» Challenge
Scan the records for the word "agrees". Copy each line that includes it.

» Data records
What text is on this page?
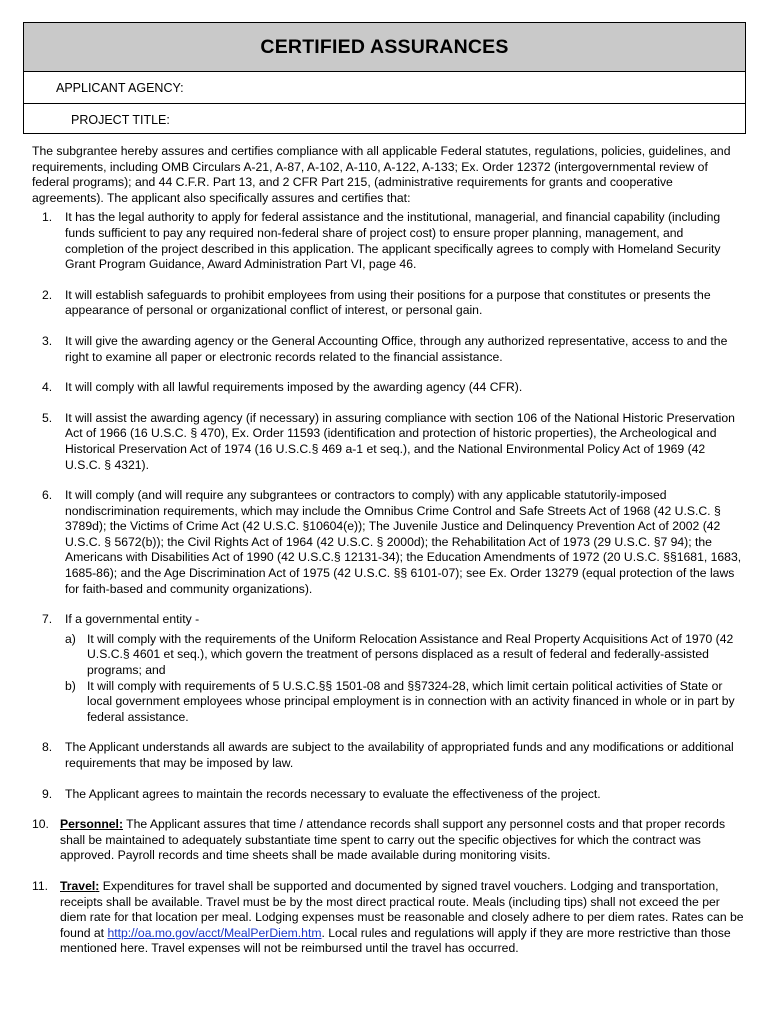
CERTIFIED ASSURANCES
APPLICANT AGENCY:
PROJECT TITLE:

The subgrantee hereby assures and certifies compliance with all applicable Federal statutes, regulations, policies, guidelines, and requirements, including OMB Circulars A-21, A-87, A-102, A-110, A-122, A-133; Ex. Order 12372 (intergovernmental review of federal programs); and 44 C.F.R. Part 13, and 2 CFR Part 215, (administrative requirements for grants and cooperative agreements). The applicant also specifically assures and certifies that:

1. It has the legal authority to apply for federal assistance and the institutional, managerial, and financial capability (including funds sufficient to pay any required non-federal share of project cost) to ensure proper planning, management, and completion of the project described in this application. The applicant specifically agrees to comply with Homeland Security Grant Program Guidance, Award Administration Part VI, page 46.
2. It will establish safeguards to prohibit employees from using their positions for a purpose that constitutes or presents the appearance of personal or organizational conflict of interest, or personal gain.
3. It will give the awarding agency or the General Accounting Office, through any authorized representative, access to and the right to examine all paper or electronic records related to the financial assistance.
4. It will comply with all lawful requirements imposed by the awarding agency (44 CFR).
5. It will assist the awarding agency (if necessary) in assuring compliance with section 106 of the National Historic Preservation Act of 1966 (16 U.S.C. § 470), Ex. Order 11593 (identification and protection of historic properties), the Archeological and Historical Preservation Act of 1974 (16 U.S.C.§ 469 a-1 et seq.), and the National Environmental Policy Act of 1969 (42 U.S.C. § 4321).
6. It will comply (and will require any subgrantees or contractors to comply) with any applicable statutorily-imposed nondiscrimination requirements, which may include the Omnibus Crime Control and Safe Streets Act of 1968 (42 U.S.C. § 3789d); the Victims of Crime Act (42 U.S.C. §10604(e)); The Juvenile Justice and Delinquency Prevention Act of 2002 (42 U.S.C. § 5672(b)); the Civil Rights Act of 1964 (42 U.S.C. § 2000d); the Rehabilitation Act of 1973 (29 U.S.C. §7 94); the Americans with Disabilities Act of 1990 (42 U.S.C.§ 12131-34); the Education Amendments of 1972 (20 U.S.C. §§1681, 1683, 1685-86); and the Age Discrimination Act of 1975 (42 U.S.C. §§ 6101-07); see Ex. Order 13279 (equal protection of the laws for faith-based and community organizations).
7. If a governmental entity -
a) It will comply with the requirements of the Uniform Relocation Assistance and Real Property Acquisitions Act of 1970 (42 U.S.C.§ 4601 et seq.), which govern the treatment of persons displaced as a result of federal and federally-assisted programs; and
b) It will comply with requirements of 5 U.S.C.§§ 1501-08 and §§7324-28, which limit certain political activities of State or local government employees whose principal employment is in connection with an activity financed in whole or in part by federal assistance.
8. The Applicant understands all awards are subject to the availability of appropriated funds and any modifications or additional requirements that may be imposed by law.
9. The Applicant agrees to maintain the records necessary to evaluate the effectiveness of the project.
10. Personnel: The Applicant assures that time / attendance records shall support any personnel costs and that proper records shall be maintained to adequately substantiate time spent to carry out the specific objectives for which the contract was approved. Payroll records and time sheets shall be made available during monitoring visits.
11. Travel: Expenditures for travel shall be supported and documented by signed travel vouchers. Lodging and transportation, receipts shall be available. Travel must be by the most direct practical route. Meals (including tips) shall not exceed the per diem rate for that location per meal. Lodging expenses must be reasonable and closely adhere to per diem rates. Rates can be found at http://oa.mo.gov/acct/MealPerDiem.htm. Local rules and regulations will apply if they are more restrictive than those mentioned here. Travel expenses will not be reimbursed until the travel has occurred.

» Answer
1. It has the legal authority to apply for federal assistance and the institutional, managerial, and financial capability (including funds sufficient to pay any required non-federal share of project cost) to ensure proper planning, management, and completion of the project described in this application. The applicant specifically agrees to comply with Homeland Security Grant Program Guidance, Award Administration Part VI, page 46.
9. The Applicant agrees to maintain the records necessary to evaluate the effectiveness of the project.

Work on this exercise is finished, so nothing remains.